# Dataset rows
>>

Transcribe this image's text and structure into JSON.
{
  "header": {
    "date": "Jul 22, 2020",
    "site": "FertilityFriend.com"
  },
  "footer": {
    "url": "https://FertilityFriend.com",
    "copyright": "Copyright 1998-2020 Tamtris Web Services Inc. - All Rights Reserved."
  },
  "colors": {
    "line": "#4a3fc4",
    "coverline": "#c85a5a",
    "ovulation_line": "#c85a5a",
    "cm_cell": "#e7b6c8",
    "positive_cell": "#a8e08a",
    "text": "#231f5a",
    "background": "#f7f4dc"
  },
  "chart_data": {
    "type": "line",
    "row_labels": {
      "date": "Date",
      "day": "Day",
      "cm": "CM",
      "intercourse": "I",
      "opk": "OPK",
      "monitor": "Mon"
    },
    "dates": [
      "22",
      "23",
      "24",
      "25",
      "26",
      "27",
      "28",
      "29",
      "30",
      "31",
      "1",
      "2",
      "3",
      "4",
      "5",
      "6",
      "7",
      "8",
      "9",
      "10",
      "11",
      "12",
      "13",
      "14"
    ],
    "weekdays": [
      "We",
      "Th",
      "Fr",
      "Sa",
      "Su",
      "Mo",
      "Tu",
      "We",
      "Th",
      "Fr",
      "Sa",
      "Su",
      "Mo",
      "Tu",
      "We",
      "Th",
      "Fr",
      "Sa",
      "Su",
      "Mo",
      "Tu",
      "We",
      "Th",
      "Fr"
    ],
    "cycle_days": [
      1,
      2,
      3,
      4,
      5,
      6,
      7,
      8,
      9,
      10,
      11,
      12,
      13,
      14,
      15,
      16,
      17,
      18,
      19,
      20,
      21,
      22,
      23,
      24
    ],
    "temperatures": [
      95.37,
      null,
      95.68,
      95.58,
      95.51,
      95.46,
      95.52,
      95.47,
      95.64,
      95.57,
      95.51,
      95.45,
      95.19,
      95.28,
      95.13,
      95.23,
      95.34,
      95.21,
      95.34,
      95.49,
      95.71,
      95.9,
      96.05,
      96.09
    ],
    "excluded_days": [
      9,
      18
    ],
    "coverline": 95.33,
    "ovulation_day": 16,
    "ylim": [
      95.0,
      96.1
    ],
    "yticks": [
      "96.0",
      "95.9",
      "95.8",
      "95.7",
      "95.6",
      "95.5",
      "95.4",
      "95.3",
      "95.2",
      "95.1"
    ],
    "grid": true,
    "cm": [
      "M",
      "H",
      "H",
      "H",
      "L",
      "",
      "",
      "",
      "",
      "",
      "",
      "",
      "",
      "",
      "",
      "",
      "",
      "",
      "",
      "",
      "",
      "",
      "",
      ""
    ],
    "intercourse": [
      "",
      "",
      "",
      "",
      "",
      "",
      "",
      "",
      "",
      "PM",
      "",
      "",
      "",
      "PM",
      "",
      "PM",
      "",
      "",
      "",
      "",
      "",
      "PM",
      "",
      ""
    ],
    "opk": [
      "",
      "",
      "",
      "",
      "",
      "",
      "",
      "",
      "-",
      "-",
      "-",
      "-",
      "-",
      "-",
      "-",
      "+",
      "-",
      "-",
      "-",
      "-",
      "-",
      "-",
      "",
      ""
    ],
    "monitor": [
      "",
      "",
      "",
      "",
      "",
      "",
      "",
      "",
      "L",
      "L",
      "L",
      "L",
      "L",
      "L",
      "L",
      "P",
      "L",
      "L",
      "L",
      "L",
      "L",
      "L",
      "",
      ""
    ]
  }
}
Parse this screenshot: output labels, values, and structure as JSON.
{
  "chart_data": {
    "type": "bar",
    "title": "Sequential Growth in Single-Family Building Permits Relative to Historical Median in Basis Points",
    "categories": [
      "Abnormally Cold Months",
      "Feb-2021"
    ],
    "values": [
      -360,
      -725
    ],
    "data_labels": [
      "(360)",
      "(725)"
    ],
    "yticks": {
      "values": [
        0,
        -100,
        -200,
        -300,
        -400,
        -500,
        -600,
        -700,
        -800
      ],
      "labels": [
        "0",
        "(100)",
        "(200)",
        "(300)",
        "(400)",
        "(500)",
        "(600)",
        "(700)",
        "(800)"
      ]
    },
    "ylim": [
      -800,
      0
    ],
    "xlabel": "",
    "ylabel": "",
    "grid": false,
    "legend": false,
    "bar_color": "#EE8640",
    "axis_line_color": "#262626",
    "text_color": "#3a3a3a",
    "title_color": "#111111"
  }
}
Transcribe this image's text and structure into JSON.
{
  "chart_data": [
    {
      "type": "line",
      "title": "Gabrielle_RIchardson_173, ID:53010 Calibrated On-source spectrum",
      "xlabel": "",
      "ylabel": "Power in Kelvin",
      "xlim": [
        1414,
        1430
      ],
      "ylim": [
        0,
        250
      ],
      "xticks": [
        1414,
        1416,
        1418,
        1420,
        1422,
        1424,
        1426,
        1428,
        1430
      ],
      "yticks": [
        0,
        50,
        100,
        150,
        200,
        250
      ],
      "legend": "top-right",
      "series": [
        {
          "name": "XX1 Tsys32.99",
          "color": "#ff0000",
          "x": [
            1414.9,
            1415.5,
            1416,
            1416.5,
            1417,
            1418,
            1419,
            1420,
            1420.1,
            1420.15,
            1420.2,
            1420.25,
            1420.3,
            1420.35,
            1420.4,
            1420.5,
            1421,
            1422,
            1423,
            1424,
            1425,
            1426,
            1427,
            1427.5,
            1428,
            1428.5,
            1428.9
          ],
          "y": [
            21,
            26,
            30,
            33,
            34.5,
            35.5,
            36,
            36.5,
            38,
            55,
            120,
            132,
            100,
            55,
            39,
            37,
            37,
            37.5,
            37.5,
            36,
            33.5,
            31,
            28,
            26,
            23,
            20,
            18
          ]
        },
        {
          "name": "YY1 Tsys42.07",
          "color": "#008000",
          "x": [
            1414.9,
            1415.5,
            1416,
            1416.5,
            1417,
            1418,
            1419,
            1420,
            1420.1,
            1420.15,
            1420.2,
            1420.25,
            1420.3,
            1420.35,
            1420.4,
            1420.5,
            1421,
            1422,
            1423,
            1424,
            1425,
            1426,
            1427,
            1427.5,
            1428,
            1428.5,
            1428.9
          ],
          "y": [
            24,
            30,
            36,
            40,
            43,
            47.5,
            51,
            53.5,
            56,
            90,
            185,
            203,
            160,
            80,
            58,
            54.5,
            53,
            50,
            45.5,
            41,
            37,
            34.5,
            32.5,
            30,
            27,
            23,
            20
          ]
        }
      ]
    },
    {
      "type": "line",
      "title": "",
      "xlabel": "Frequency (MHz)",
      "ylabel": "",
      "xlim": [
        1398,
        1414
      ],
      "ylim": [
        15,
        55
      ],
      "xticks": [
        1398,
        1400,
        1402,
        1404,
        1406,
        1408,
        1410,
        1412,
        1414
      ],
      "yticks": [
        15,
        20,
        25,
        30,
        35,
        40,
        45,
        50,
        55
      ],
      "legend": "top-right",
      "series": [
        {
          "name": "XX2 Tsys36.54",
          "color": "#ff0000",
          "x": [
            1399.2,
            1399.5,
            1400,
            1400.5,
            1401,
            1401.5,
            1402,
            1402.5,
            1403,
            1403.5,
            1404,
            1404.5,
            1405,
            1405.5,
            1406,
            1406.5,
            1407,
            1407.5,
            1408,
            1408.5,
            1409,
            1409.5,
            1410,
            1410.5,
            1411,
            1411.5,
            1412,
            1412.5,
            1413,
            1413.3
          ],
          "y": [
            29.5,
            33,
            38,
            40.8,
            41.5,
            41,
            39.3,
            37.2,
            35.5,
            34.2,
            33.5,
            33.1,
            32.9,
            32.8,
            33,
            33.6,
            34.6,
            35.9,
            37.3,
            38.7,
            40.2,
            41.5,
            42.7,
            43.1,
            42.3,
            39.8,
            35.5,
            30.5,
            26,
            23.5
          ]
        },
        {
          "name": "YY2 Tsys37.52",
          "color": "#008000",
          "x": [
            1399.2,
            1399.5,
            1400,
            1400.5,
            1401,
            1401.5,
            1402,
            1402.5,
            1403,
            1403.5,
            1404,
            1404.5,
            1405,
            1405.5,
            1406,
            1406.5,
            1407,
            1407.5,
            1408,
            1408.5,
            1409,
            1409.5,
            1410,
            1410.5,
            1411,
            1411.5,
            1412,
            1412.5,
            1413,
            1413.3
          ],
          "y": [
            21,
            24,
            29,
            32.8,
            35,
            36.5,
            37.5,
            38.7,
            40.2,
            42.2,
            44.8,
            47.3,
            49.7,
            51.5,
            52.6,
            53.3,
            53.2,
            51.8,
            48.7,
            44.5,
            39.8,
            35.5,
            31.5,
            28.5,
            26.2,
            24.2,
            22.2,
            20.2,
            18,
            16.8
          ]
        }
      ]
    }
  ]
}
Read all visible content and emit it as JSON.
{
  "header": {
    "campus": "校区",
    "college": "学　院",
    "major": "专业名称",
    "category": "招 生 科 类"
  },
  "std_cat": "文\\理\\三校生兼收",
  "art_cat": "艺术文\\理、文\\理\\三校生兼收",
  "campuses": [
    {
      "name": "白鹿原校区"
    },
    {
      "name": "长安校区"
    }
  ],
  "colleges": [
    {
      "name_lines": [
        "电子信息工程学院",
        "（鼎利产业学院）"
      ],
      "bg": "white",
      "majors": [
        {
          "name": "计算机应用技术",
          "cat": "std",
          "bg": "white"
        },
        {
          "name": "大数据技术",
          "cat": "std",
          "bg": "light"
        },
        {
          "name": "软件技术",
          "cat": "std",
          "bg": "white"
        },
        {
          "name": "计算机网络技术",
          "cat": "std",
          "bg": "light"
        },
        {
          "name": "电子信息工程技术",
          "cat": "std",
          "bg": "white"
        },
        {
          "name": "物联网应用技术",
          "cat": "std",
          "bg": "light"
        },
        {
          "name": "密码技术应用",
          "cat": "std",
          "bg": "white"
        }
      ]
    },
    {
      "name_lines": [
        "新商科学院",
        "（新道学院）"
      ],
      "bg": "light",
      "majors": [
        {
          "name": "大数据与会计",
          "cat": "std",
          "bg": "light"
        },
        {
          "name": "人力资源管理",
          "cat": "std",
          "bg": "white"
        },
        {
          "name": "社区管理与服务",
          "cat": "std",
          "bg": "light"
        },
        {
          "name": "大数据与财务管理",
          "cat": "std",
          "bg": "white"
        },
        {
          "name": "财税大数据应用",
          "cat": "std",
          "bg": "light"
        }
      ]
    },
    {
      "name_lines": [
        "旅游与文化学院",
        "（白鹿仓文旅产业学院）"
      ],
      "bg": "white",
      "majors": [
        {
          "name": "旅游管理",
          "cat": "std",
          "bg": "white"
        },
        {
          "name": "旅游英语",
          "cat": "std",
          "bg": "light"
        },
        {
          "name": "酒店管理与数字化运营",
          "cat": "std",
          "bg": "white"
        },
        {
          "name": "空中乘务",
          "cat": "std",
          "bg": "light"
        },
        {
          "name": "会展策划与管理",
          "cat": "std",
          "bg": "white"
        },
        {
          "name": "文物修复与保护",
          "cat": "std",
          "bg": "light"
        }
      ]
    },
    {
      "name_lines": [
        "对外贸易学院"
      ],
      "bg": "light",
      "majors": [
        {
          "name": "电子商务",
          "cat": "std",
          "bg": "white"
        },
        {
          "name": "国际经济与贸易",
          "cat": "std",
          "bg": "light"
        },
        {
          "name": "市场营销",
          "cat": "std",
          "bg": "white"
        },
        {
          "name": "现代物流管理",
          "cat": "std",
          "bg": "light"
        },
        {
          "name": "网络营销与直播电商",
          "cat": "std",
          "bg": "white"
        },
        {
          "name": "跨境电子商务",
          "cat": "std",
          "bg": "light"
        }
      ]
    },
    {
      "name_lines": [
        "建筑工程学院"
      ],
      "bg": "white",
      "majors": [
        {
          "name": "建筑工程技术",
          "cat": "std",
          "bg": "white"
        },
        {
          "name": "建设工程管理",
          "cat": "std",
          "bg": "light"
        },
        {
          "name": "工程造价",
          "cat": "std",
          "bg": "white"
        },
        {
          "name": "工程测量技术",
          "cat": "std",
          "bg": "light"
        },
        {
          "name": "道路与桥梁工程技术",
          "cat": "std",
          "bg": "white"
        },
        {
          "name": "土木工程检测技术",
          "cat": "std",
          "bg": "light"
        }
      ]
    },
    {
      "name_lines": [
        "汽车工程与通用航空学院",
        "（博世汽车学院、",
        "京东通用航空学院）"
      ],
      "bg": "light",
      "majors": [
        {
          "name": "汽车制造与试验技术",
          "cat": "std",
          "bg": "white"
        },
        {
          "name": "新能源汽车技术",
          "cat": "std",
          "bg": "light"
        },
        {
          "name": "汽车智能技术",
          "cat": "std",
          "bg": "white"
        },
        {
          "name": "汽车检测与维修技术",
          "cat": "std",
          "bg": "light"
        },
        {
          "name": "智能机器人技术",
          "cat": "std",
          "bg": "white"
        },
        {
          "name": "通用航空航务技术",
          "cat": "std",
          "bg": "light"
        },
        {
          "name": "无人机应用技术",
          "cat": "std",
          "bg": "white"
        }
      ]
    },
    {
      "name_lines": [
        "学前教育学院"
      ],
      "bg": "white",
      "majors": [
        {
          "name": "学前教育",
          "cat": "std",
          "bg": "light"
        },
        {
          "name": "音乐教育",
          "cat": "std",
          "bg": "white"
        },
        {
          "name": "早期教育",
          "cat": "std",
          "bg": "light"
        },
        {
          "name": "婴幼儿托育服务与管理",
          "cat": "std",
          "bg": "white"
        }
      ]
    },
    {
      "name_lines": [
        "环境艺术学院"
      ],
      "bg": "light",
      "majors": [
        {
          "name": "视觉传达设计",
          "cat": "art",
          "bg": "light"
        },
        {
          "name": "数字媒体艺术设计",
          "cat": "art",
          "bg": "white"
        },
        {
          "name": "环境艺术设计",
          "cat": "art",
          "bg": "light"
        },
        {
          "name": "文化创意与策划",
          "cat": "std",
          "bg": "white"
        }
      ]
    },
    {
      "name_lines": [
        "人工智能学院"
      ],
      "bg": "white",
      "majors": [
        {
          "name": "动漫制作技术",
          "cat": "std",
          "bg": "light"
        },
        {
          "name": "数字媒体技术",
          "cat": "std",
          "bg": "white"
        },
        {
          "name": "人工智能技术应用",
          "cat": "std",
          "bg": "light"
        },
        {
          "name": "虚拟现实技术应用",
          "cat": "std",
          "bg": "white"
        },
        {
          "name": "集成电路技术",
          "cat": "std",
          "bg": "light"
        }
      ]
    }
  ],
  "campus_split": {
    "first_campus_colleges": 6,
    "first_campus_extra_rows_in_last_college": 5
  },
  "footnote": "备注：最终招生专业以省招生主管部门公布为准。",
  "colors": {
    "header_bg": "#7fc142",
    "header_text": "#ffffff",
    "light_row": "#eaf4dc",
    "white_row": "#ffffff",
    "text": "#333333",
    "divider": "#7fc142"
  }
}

<<

# Given instruction
Only a number is wanted: how many lines contain "ylabel"?

# Reply
3